(Data lines)

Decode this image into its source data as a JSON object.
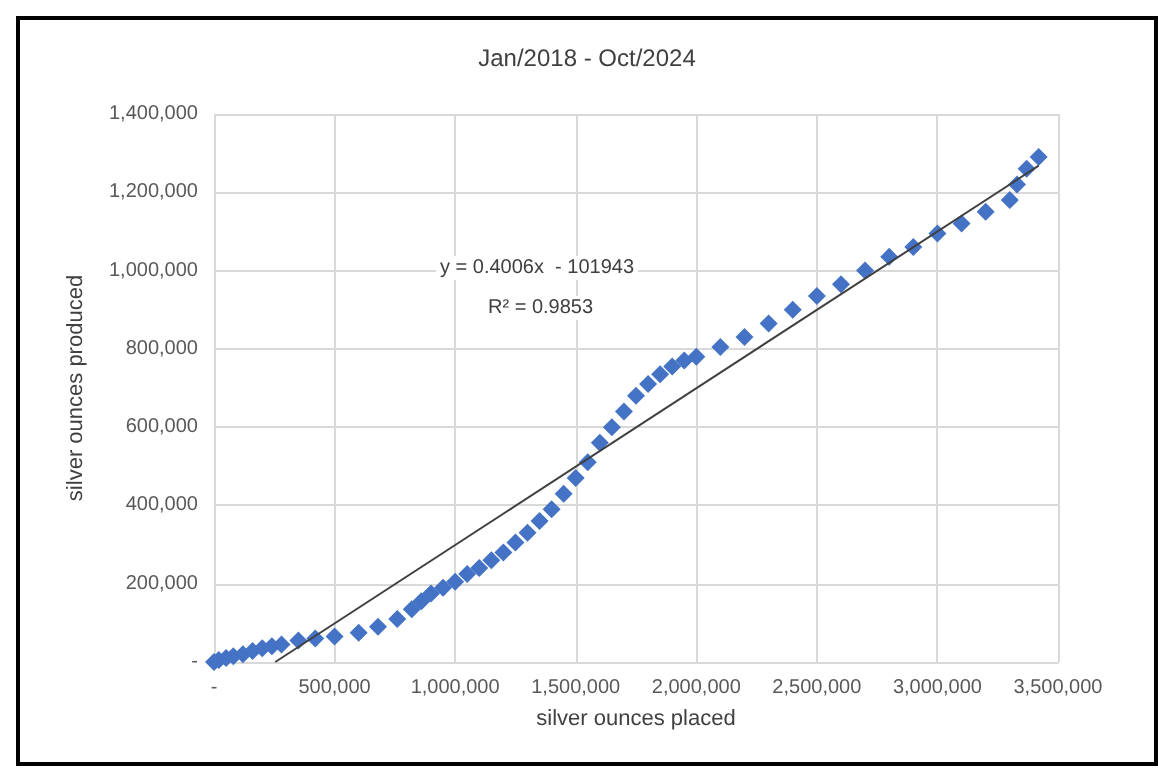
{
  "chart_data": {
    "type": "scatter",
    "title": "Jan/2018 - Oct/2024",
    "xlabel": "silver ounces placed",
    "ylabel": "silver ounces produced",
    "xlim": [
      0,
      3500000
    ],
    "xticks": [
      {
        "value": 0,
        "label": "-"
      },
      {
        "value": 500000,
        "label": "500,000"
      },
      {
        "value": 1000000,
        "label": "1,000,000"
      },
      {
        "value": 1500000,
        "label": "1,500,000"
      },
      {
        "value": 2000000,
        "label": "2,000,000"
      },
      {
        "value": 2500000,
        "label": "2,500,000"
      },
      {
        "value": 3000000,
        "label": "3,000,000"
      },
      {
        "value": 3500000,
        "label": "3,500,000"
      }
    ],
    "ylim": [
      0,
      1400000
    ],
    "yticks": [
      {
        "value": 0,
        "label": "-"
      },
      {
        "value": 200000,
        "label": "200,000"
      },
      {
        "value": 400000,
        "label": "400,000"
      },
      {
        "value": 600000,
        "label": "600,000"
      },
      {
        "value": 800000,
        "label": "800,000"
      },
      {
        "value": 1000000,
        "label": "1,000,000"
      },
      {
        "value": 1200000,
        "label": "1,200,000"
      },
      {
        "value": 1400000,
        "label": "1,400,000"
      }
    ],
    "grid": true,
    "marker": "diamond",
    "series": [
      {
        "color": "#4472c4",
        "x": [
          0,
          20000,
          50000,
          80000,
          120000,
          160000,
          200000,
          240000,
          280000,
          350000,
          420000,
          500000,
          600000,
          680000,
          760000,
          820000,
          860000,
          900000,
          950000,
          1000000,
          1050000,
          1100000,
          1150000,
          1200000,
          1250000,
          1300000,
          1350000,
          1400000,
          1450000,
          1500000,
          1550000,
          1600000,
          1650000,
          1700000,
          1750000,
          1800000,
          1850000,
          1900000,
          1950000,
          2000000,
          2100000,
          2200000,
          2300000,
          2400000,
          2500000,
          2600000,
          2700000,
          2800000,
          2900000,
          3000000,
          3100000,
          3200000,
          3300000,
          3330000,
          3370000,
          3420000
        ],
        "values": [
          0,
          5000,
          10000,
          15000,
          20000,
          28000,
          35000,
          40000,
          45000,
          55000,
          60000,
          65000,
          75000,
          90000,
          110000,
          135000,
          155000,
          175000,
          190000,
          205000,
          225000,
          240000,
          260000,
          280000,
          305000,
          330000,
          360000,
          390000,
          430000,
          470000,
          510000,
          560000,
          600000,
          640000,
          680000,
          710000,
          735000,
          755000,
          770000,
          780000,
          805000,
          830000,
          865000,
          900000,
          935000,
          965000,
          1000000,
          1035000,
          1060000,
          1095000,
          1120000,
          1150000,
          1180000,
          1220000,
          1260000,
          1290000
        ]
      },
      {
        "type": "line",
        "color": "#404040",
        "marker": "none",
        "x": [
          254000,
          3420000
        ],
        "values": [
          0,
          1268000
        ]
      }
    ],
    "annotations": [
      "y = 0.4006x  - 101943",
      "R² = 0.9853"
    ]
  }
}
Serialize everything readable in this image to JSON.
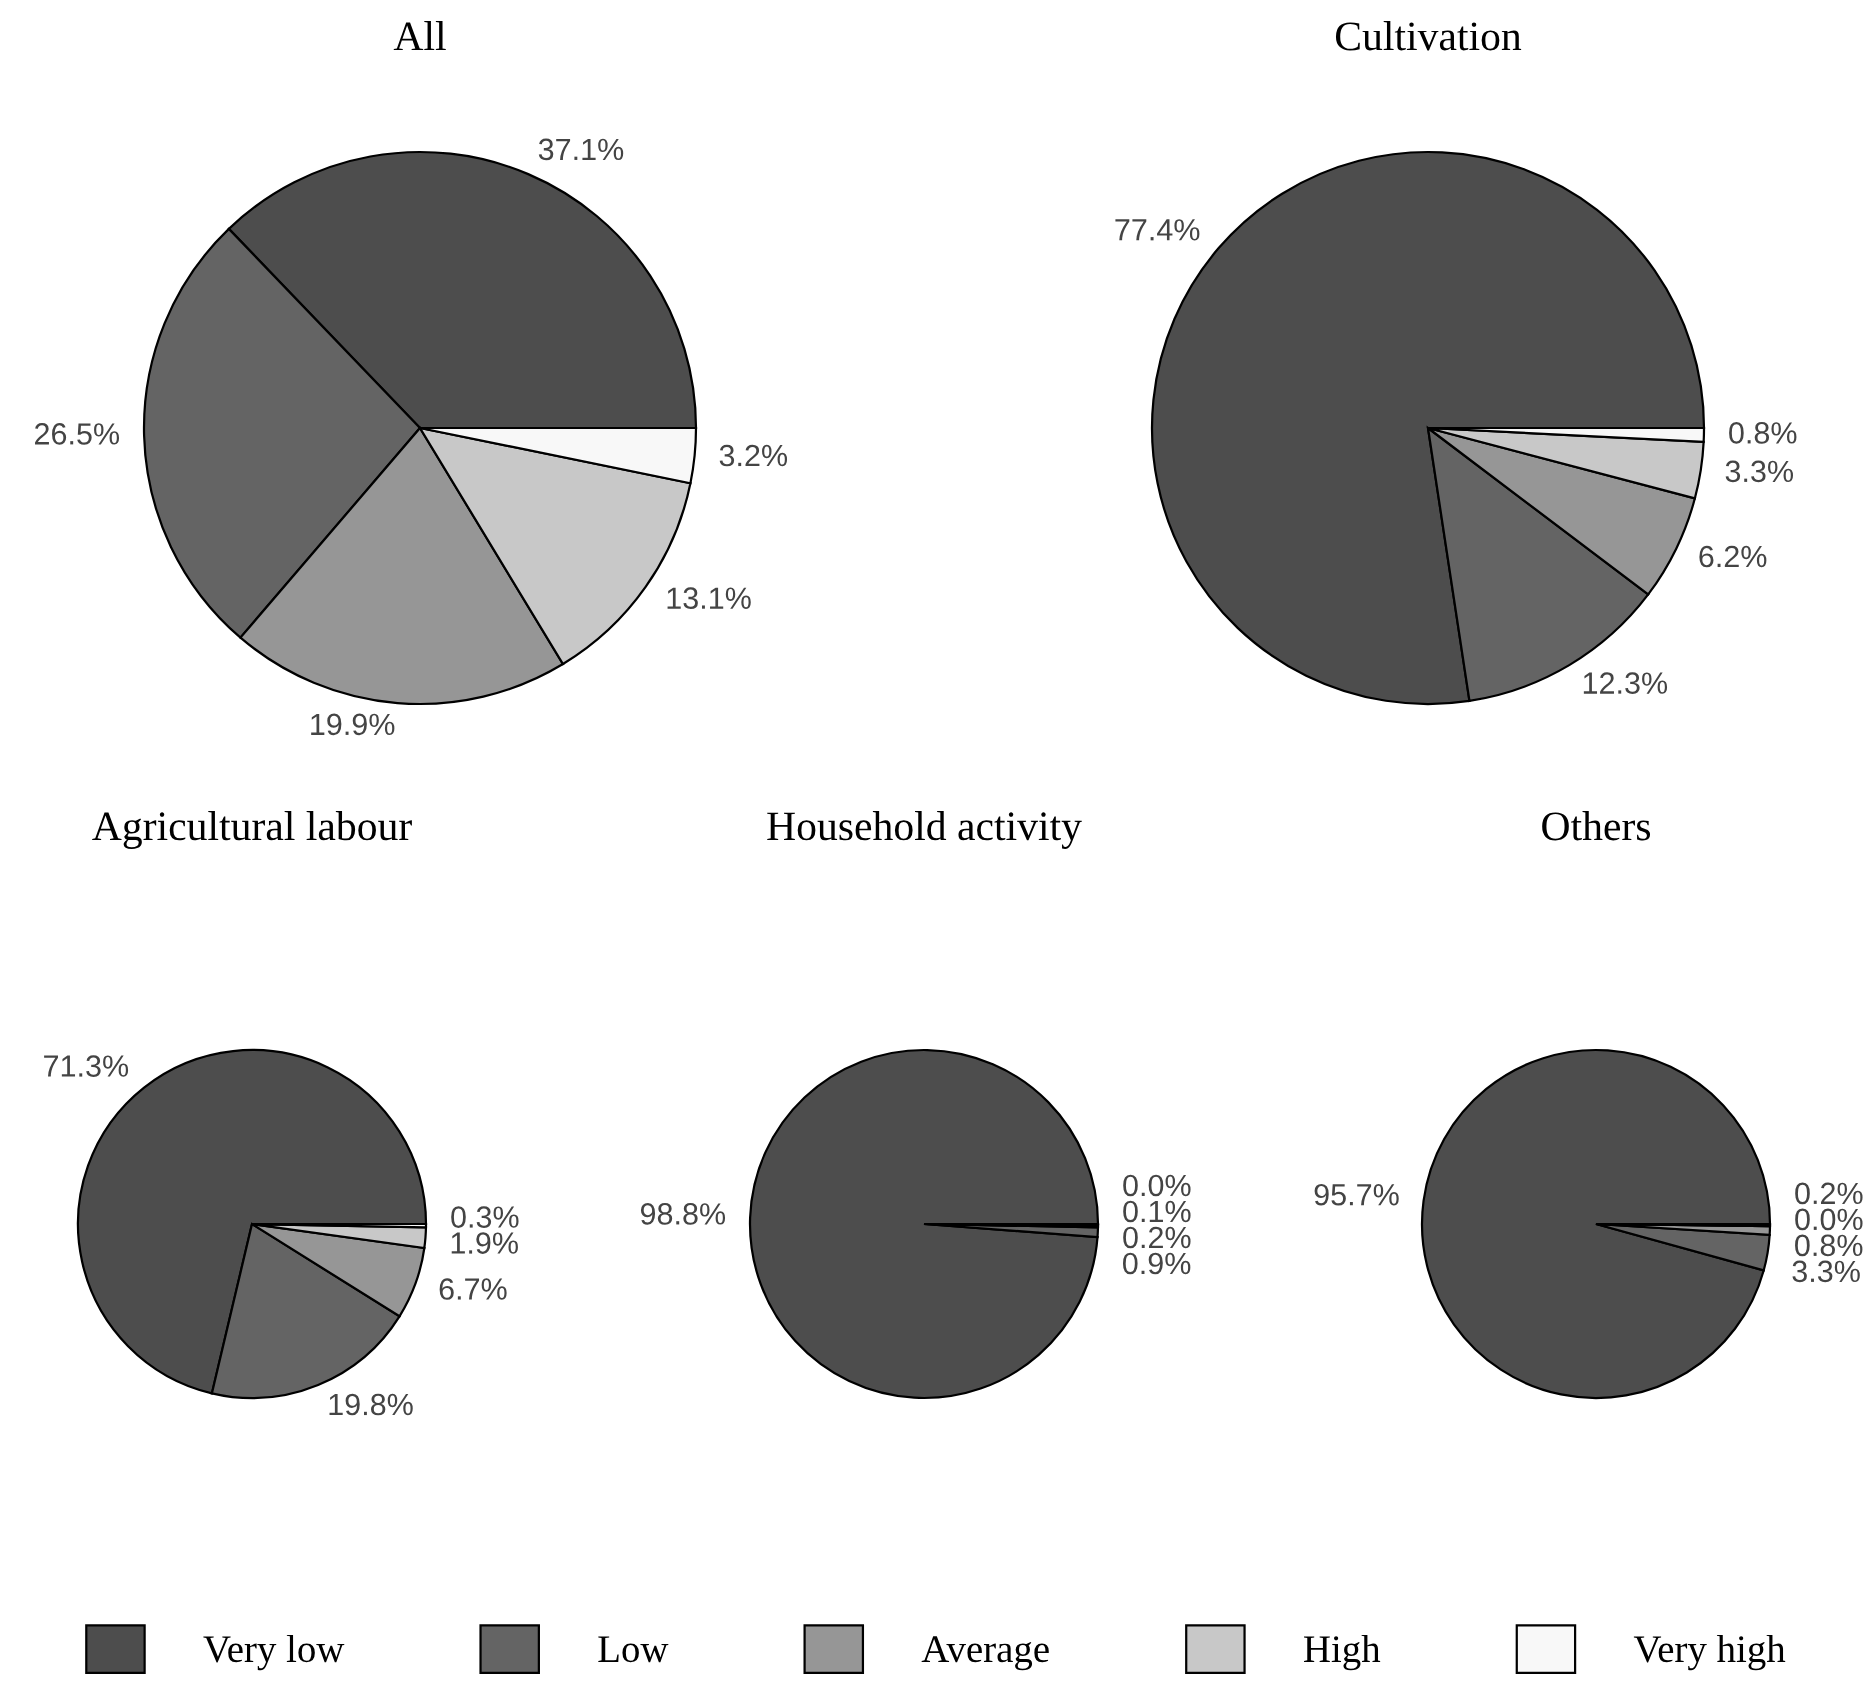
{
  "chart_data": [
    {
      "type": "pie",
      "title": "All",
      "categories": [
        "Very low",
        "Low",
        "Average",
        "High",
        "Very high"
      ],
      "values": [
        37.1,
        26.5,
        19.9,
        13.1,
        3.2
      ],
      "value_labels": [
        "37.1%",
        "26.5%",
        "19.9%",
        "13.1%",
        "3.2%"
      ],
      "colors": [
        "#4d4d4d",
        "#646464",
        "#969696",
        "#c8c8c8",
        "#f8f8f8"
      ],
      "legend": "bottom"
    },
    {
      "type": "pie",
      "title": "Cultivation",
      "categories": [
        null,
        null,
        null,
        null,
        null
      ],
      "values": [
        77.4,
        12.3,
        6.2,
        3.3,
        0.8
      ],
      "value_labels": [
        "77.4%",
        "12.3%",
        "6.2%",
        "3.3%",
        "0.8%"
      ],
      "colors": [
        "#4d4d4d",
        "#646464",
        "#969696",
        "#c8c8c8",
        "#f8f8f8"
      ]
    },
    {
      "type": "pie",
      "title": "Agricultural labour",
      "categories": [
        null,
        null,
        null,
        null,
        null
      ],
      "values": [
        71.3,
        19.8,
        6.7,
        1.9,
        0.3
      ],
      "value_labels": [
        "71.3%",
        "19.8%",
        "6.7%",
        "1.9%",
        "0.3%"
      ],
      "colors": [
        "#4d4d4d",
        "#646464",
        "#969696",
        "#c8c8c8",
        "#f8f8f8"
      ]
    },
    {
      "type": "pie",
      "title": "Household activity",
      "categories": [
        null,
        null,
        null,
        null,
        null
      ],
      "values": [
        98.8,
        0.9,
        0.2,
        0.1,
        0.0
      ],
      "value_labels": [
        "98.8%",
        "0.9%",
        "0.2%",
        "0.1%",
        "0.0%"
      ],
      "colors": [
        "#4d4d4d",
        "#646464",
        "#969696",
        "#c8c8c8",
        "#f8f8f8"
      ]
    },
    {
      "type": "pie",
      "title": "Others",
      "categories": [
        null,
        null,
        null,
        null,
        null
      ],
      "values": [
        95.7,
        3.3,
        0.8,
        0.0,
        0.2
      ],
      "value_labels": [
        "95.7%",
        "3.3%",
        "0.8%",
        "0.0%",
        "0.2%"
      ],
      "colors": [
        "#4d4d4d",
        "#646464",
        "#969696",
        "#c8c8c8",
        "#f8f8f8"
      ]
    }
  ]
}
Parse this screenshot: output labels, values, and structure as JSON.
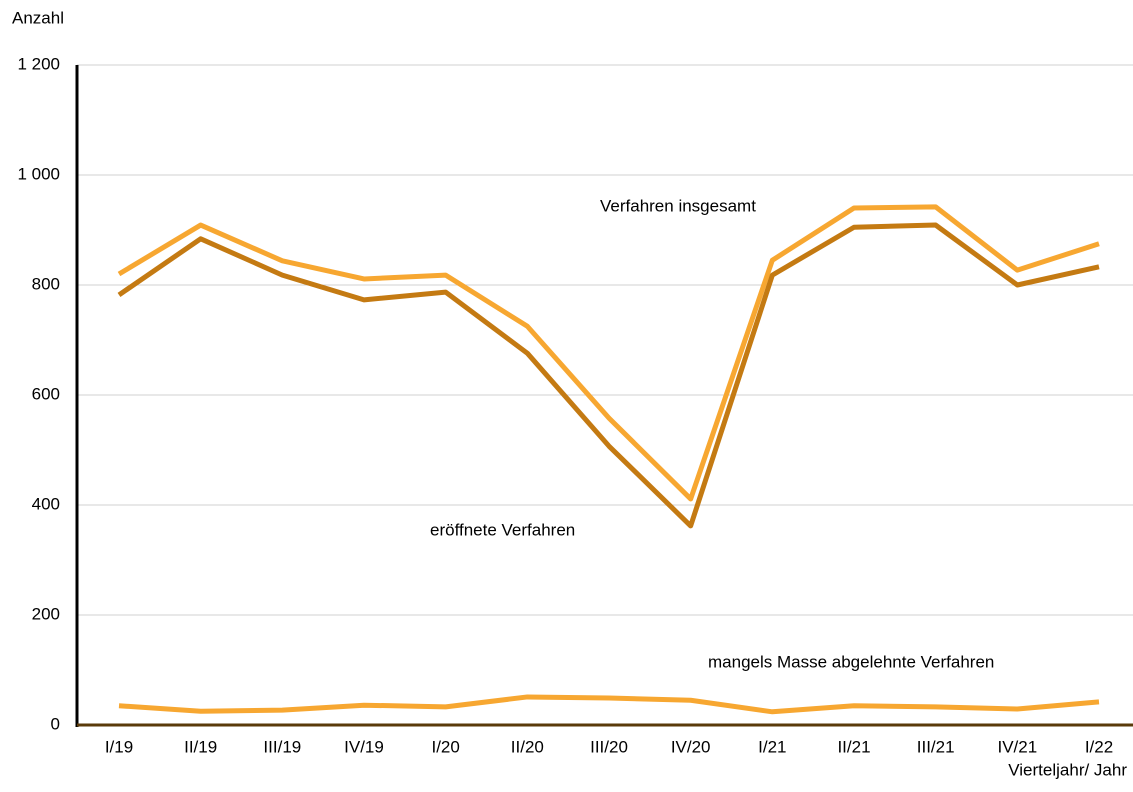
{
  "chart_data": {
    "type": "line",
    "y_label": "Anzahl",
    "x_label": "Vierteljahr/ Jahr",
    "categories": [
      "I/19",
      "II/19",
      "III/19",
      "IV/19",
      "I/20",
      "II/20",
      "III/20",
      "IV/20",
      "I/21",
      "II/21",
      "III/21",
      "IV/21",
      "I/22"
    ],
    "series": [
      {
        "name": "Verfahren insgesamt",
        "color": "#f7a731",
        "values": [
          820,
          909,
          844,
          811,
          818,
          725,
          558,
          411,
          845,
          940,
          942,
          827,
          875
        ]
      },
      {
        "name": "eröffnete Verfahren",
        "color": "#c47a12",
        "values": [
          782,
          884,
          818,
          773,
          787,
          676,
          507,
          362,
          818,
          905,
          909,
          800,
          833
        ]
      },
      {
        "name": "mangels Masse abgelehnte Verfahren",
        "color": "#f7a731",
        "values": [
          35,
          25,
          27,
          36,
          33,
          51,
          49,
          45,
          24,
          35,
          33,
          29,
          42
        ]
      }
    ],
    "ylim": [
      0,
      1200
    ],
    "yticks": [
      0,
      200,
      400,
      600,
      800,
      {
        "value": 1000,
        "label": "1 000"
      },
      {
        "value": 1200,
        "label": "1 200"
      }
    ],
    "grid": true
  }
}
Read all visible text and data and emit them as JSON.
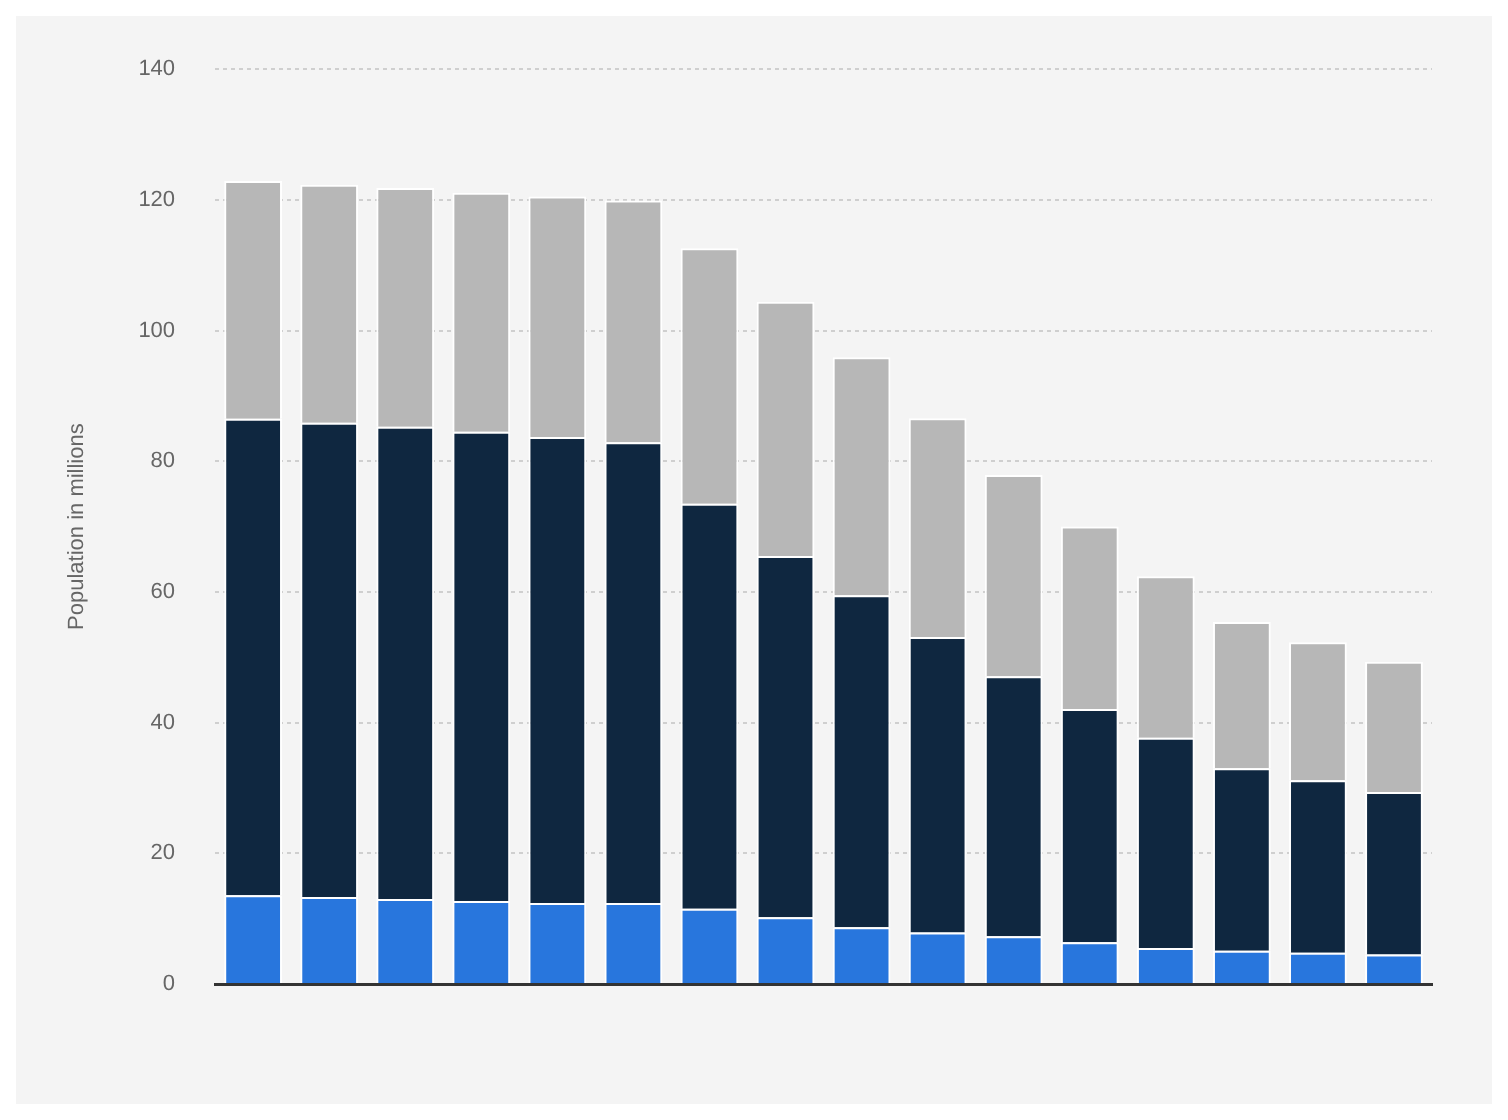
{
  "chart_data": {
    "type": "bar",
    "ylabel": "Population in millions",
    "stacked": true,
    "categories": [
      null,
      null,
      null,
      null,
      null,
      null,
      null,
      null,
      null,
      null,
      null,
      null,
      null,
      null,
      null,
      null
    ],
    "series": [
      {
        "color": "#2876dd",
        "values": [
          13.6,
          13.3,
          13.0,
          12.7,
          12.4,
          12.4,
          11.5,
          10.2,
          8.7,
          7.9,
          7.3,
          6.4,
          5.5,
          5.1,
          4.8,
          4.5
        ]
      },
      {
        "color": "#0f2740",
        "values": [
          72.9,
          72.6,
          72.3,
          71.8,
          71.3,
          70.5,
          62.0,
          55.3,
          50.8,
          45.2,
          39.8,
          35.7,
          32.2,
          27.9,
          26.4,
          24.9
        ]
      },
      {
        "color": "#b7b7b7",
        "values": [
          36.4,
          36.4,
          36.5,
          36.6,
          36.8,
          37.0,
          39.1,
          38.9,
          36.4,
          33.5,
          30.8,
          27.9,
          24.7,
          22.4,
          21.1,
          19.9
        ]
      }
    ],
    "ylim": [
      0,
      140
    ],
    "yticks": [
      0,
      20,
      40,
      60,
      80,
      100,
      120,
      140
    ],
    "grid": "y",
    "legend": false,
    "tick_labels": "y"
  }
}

(What you are asked to do) Note every line above where the string "this" shows up, and copy those lines.

(Written response)
Decode this image into its source data as a JSON object.
Serialize everything readable in this image to JSON.
Parse this screenshot: output labels, values, and structure as JSON.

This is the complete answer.